- _Dataset records_:
╔══

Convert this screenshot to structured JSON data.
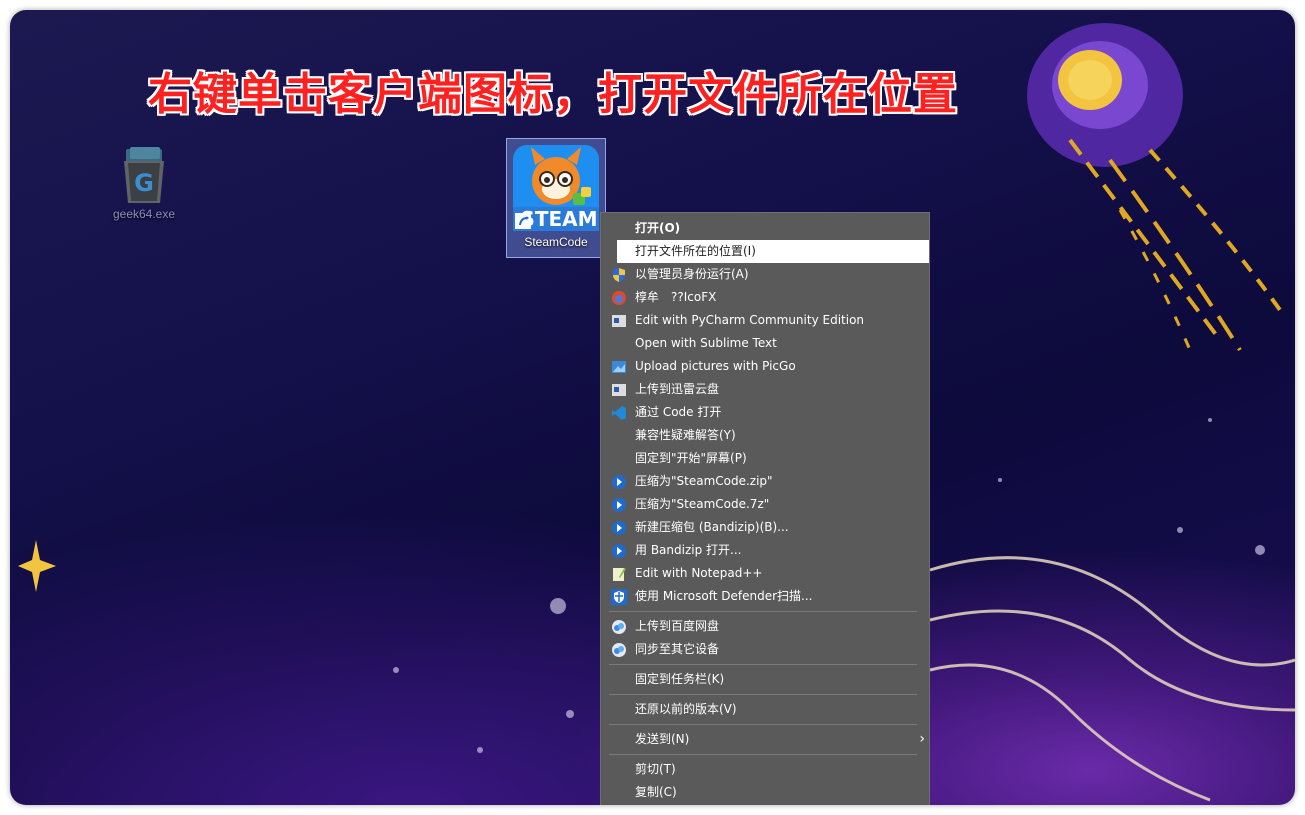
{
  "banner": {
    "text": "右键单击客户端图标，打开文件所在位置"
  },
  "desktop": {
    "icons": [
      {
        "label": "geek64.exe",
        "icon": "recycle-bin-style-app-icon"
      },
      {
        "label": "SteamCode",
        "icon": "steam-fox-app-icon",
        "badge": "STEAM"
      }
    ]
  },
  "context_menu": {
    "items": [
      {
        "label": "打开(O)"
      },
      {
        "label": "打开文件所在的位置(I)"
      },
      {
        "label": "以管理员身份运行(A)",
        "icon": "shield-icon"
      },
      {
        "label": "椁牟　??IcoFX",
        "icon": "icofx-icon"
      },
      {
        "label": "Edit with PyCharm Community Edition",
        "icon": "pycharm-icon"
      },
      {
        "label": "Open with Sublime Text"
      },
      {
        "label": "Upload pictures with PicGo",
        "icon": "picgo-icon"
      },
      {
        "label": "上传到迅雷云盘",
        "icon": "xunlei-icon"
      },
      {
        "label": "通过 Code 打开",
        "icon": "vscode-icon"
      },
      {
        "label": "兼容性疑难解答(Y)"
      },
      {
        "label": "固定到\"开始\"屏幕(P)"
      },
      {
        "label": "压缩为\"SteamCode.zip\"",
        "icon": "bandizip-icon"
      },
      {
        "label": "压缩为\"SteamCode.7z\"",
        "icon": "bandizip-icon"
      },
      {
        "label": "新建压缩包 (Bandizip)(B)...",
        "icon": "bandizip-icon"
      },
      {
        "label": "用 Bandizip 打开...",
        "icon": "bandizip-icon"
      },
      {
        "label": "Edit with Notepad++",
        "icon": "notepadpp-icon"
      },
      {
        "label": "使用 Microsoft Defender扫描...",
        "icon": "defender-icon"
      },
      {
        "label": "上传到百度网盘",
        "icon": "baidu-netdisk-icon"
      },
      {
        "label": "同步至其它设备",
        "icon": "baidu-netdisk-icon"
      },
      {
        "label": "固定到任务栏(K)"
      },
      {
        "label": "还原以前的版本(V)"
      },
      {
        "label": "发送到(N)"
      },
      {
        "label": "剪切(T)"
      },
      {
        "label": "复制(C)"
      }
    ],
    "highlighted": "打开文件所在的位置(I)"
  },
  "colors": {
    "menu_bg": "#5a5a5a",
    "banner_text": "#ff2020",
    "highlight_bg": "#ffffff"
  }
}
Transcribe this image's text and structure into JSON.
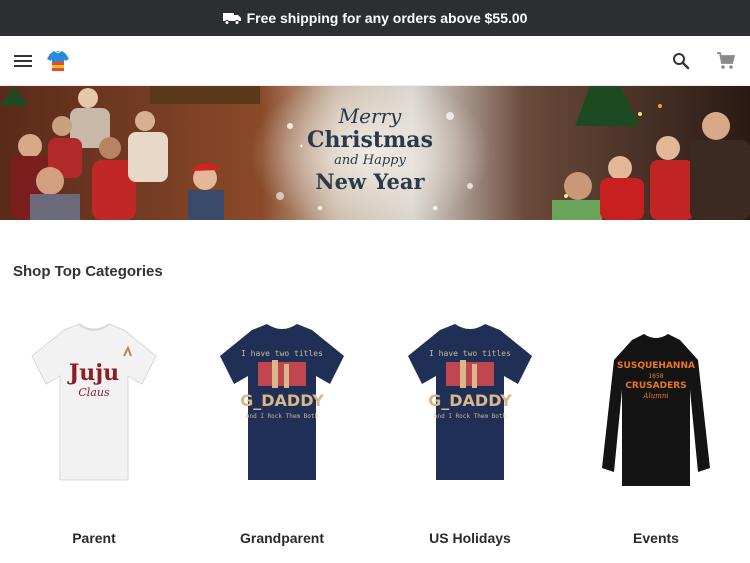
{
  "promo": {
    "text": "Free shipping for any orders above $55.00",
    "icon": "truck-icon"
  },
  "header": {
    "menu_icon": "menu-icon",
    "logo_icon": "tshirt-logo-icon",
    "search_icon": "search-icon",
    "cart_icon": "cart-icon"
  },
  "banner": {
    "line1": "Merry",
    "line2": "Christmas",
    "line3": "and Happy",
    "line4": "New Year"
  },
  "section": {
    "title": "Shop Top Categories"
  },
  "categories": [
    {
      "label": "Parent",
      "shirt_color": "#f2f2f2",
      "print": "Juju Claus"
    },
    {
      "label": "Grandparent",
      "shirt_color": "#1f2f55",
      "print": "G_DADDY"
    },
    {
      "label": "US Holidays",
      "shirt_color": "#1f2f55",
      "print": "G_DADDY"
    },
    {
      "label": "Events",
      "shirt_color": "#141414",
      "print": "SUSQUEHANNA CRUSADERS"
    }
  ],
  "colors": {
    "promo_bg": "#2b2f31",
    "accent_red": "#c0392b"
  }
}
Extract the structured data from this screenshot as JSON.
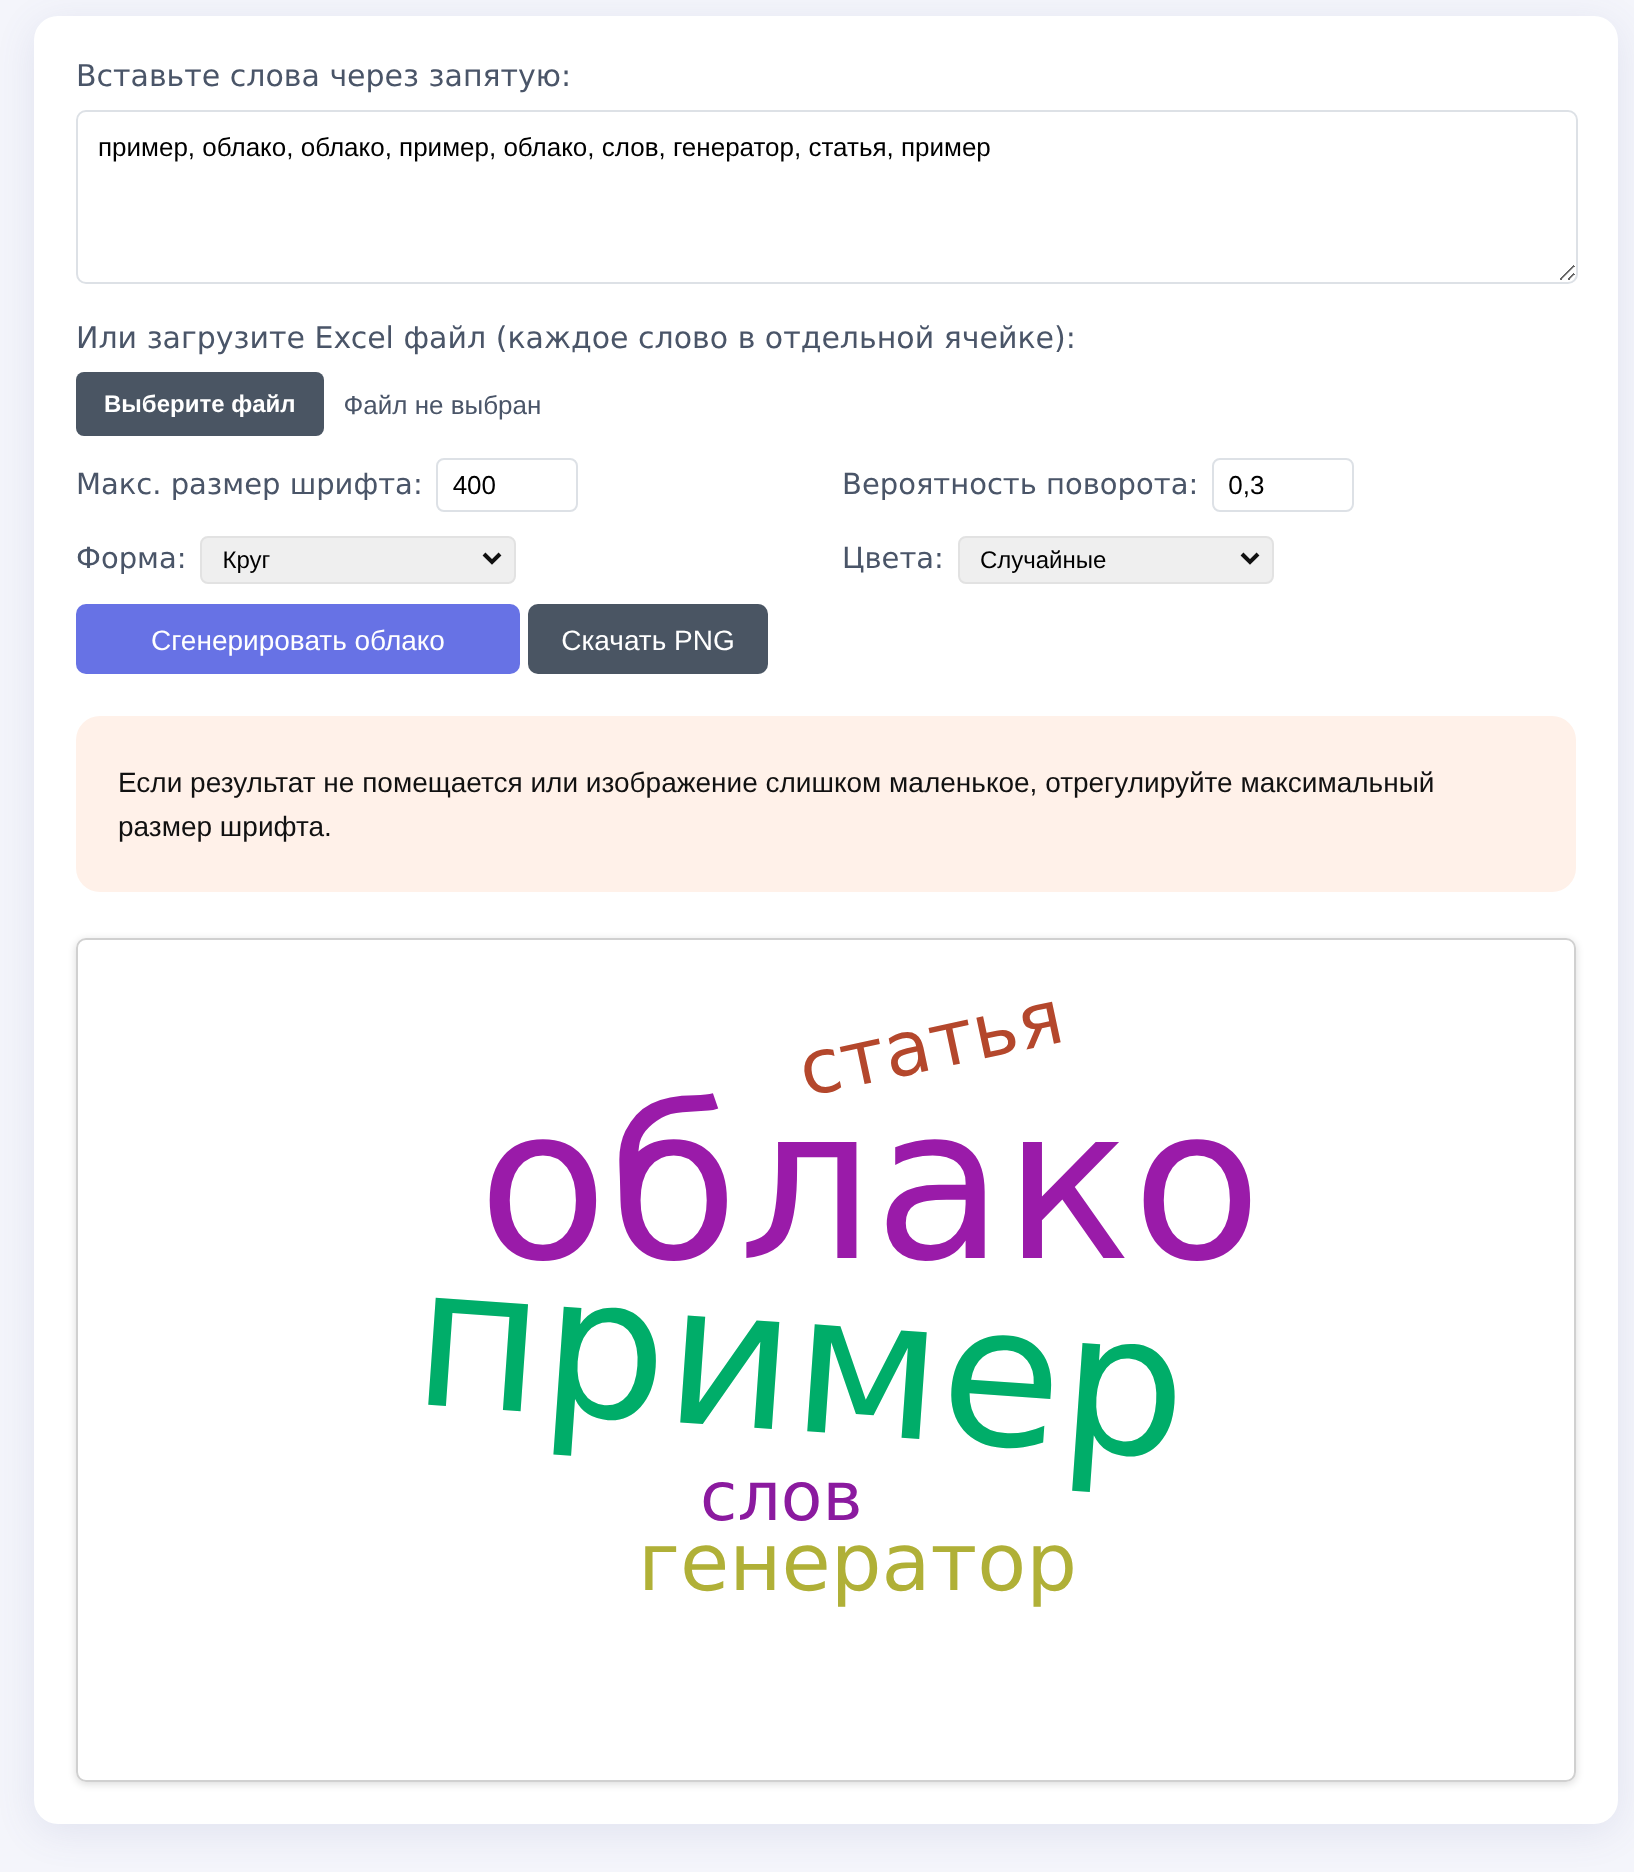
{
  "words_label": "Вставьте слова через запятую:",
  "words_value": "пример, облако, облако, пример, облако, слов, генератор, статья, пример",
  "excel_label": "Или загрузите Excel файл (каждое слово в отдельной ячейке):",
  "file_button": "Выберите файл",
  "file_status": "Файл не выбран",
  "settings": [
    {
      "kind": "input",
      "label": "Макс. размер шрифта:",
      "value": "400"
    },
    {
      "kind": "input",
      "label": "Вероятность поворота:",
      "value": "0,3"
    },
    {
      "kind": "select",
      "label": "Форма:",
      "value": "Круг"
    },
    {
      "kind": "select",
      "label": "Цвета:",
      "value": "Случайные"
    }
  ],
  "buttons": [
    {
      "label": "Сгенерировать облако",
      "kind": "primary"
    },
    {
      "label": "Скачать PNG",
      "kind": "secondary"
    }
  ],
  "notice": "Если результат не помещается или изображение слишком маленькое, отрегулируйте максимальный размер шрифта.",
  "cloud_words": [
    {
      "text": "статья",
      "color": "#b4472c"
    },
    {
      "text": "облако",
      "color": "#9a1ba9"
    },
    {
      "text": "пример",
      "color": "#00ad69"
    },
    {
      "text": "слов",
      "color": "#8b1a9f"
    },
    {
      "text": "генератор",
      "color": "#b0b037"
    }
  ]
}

╚══

- _Problem requirements_: Copy the data character for character, but drop all pictures from the copy.

- _Solution to this problem_:
Convert this screenshot to structured JSON data.
{
  "banner": {
    "text": "右键单击客户端图标，打开文件所在位置"
  },
  "desktop": {
    "icons": [
      {
        "label": "geek64.exe",
        "icon": "recycle-bin-style-app-icon"
      },
      {
        "label": "SteamCode",
        "icon": "steam-fox-app-icon",
        "badge": "STEAM"
      }
    ]
  },
  "context_menu": {
    "items": [
      {
        "label": "打开(O)"
      },
      {
        "label": "打开文件所在的位置(I)"
      },
      {
        "label": "以管理员身份运行(A)",
        "icon": "shield-icon"
      },
      {
        "label": "椁牟　??IcoFX",
        "icon": "icofx-icon"
      },
      {
        "label": "Edit with PyCharm Community Edition",
        "icon": "pycharm-icon"
      },
      {
        "label": "Open with Sublime Text"
      },
      {
        "label": "Upload pictures with PicGo",
        "icon": "picgo-icon"
      },
      {
        "label": "上传到迅雷云盘",
        "icon": "xunlei-icon"
      },
      {
        "label": "通过 Code 打开",
        "icon": "vscode-icon"
      },
      {
        "label": "兼容性疑难解答(Y)"
      },
      {
        "label": "固定到\"开始\"屏幕(P)"
      },
      {
        "label": "压缩为\"SteamCode.zip\"",
        "icon": "bandizip-icon"
      },
      {
        "label": "压缩为\"SteamCode.7z\"",
        "icon": "bandizip-icon"
      },
      {
        "label": "新建压缩包 (Bandizip)(B)...",
        "icon": "bandizip-icon"
      },
      {
        "label": "用 Bandizip 打开...",
        "icon": "bandizip-icon"
      },
      {
        "label": "Edit with Notepad++",
        "icon": "notepadpp-icon"
      },
      {
        "label": "使用 Microsoft Defender扫描...",
        "icon": "defender-icon"
      },
      {
        "label": "上传到百度网盘",
        "icon": "baidu-netdisk-icon"
      },
      {
        "label": "同步至其它设备",
        "icon": "baidu-netdisk-icon"
      },
      {
        "label": "固定到任务栏(K)"
      },
      {
        "label": "还原以前的版本(V)"
      },
      {
        "label": "发送到(N)"
      },
      {
        "label": "剪切(T)"
      },
      {
        "label": "复制(C)"
      }
    ],
    "highlighted": "打开文件所在的位置(I)"
  },
  "colors": {
    "menu_bg": "#5a5a5a",
    "banner_text": "#ff2020",
    "highlight_bg": "#ffffff"
  }
}
Transcribe this image's text and structure into JSON.
{
  "promo": {
    "text": "Free shipping for any orders above $55.00",
    "icon": "truck-icon"
  },
  "header": {
    "menu_icon": "menu-icon",
    "logo_icon": "tshirt-logo-icon",
    "search_icon": "search-icon",
    "cart_icon": "cart-icon"
  },
  "banner": {
    "line1": "Merry",
    "line2": "Christmas",
    "line3": "and Happy",
    "line4": "New Year"
  },
  "section": {
    "title": "Shop Top Categories"
  },
  "categories": [
    {
      "label": "Parent",
      "shirt_color": "#f2f2f2",
      "print": "Juju Claus"
    },
    {
      "label": "Grandparent",
      "shirt_color": "#1f2f55",
      "print": "G_DADDY"
    },
    {
      "label": "US Holidays",
      "shirt_color": "#1f2f55",
      "print": "G_DADDY"
    },
    {
      "label": "Events",
      "shirt_color": "#141414",
      "print": "SUSQUEHANNA CRUSADERS"
    }
  ],
  "colors": {
    "promo_bg": "#2b2f31",
    "accent_red": "#c0392b"
  }
}
Extract the structured data from this screenshot as JSON.
{
  "words_label": "Вставьте слова через запятую:",
  "words_value": "пример, облако, облако, пример, облако, слов, генератор, статья, пример",
  "excel_label": "Или загрузите Excel файл (каждое слово в отдельной ячейке):",
  "file_button": "Выберите файл",
  "file_status": "Файл не выбран",
  "settings": [
    {
      "kind": "input",
      "label": "Макс. размер шрифта:",
      "value": "400"
    },
    {
      "kind": "input",
      "label": "Вероятность поворота:",
      "value": "0,3"
    },
    {
      "kind": "select",
      "label": "Форма:",
      "value": "Круг"
    },
    {
      "kind": "select",
      "label": "Цвета:",
      "value": "Случайные"
    }
  ],
  "buttons": [
    {
      "label": "Сгенерировать облако",
      "kind": "primary"
    },
    {
      "label": "Скачать PNG",
      "kind": "secondary"
    }
  ],
  "notice": "Если результат не помещается или изображение слишком маленькое, отрегулируйте максимальный размер шрифта.",
  "cloud_words": [
    {
      "text": "статья",
      "color": "#b4472c"
    },
    {
      "text": "облако",
      "color": "#9a1ba9"
    },
    {
      "text": "пример",
      "color": "#00ad69"
    },
    {
      "text": "слов",
      "color": "#8b1a9f"
    },
    {
      "text": "генератор",
      "color": "#b0b037"
    }
  ]
}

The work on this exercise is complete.